• **WHAT IS ASKED**
Return, word for word, only the lines from the one containing "What data populates" through the last line of the entries.

• **DATA FOR THIS EXERCISE**

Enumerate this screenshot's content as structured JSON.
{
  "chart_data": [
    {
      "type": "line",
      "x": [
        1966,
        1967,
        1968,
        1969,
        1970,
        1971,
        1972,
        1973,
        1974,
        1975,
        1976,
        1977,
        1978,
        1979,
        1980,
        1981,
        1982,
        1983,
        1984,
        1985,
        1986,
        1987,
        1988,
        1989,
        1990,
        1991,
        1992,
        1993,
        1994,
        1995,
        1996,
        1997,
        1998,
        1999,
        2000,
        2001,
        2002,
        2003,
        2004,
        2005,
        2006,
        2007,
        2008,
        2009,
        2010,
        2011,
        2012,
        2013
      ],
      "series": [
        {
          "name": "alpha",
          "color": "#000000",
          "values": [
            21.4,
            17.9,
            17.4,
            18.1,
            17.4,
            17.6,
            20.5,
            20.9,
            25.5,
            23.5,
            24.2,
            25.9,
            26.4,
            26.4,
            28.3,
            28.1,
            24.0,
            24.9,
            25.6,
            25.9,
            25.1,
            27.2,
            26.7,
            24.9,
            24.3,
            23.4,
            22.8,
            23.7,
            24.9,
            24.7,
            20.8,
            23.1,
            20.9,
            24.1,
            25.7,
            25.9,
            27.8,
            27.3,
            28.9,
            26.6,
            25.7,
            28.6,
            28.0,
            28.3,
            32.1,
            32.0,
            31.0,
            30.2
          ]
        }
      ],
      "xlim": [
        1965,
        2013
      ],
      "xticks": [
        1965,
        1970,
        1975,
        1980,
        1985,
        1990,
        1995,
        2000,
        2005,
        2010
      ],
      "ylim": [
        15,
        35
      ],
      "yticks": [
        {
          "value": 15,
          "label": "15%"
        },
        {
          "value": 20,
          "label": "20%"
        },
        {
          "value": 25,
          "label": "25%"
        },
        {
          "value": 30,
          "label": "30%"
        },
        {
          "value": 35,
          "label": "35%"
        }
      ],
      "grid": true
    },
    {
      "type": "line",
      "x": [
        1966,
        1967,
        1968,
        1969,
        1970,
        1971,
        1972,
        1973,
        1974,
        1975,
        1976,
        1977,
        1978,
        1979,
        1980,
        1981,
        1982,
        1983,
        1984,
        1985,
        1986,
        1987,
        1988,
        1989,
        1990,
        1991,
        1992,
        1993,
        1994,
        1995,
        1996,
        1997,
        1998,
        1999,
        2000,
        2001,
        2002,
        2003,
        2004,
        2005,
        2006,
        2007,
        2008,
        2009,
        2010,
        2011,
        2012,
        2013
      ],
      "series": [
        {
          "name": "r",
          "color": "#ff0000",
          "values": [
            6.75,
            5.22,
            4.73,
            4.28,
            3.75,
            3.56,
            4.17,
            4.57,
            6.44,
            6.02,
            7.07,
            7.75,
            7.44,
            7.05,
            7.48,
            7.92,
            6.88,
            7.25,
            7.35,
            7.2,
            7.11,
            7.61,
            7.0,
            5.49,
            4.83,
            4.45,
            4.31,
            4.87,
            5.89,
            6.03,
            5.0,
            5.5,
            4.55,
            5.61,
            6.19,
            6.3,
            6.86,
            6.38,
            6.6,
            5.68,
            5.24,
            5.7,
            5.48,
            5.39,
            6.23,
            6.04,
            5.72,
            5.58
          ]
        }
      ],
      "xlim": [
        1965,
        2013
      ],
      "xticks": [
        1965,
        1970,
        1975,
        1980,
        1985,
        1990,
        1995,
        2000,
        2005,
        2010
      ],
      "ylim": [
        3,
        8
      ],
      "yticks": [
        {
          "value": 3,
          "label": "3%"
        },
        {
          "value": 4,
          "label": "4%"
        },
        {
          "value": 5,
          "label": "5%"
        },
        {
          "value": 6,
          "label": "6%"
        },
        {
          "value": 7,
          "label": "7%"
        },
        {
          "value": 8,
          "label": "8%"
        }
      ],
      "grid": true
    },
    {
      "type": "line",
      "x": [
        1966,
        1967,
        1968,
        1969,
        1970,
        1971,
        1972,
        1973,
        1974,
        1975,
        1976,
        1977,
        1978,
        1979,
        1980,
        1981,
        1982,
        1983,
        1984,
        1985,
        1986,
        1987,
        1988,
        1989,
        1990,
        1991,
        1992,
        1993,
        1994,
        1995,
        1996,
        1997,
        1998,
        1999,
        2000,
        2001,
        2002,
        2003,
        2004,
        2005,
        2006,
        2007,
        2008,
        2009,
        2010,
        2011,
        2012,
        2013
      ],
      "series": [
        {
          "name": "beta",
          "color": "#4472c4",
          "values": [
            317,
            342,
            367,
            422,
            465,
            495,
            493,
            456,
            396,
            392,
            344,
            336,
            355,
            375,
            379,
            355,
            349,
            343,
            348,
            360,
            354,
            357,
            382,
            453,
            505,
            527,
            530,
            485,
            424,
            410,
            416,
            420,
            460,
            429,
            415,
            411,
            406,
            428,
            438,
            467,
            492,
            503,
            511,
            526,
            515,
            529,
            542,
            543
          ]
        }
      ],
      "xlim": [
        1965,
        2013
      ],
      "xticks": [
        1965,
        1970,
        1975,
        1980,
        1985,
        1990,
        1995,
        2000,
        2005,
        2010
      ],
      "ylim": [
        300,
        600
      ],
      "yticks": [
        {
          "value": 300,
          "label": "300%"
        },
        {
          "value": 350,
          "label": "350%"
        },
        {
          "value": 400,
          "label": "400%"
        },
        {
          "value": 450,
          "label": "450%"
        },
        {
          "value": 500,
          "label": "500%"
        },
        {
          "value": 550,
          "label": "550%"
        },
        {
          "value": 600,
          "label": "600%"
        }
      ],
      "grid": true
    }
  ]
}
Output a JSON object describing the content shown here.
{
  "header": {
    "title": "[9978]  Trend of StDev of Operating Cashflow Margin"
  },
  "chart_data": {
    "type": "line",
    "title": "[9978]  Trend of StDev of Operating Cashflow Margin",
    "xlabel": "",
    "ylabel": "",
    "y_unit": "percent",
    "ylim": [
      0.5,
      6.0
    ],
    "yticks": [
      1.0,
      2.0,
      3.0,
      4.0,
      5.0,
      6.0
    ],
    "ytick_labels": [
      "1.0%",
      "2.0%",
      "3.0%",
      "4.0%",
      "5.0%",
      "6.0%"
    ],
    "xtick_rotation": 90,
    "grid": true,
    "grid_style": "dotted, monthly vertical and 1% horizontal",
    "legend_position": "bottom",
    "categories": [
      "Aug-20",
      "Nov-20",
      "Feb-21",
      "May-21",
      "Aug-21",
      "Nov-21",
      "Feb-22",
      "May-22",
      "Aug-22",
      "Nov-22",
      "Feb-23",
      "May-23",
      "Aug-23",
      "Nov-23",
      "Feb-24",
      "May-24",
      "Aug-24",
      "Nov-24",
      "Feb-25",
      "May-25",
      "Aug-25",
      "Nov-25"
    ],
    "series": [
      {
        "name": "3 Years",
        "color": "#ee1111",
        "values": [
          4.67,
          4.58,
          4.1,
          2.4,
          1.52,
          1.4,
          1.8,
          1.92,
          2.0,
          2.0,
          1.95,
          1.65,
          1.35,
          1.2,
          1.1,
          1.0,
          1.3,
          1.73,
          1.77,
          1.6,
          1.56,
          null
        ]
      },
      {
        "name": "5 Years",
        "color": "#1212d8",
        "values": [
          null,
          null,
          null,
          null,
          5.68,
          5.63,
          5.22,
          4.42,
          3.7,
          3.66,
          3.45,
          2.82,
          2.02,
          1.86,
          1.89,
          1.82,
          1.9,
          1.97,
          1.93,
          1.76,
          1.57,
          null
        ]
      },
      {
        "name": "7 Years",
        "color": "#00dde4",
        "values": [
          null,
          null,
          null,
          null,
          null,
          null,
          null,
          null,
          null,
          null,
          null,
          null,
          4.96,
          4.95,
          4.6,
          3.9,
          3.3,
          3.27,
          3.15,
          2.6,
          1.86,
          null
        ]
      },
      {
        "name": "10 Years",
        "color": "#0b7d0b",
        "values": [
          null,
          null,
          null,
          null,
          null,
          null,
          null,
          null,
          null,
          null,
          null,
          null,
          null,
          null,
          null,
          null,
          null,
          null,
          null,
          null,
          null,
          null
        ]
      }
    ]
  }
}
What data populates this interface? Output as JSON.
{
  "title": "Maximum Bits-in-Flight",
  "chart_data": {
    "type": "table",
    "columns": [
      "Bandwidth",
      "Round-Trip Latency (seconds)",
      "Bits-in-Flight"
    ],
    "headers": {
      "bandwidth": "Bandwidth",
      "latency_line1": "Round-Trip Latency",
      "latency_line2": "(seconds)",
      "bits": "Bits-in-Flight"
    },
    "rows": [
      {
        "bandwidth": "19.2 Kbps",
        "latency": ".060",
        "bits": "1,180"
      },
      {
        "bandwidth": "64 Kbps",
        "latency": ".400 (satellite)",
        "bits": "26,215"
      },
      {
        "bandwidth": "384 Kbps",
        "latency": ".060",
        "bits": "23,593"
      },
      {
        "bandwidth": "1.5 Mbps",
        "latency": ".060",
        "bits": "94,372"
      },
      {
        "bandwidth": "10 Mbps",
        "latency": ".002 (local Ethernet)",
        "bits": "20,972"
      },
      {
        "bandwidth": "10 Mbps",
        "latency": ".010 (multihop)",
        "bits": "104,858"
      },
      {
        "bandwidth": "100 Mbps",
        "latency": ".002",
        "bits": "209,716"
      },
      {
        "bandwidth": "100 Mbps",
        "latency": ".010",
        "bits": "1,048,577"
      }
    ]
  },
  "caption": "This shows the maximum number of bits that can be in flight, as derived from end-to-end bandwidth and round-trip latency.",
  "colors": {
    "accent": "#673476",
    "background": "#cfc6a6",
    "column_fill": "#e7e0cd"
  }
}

• **SOLUTION FOR THIS PROBLEM**
What data populates this interface? Output as JSON.
{
  "title": "Maximum Bits-in-Flight",
  "chart_data": {
    "type": "table",
    "columns": [
      "Bandwidth",
      "Round-Trip Latency (seconds)",
      "Bits-in-Flight"
    ],
    "headers": {
      "bandwidth": "Bandwidth",
      "latency_line1": "Round-Trip Latency",
      "latency_line2": "(seconds)",
      "bits": "Bits-in-Flight"
    },
    "rows": [
      {
        "bandwidth": "19.2 Kbps",
        "latency": ".060",
        "bits": "1,180"
      },
      {
        "bandwidth": "64 Kbps",
        "latency": ".400 (satellite)",
        "bits": "26,215"
      },
      {
        "bandwidth": "384 Kbps",
        "latency": ".060",
        "bits": "23,593"
      },
      {
        "bandwidth": "1.5 Mbps",
        "latency": ".060",
        "bits": "94,372"
      },
      {
        "bandwidth": "10 Mbps",
        "latency": ".002 (local Ethernet)",
        "bits": "20,972"
      },
      {
        "bandwidth": "10 Mbps",
        "latency": ".010 (multihop)",
        "bits": "104,858"
      },
      {
        "bandwidth": "100 Mbps",
        "latency": ".002",
        "bits": "209,716"
      },
      {
        "bandwidth": "100 Mbps",
        "latency": ".010",
        "bits": "1,048,577"
      }
    ]
  },
  "caption": "This shows the maximum number of bits that can be in flight, as derived from end-to-end bandwidth and round-trip latency.",
  "colors": {
    "accent": "#673476",
    "background": "#cfc6a6",
    "column_fill": "#e7e0cd"
  }
}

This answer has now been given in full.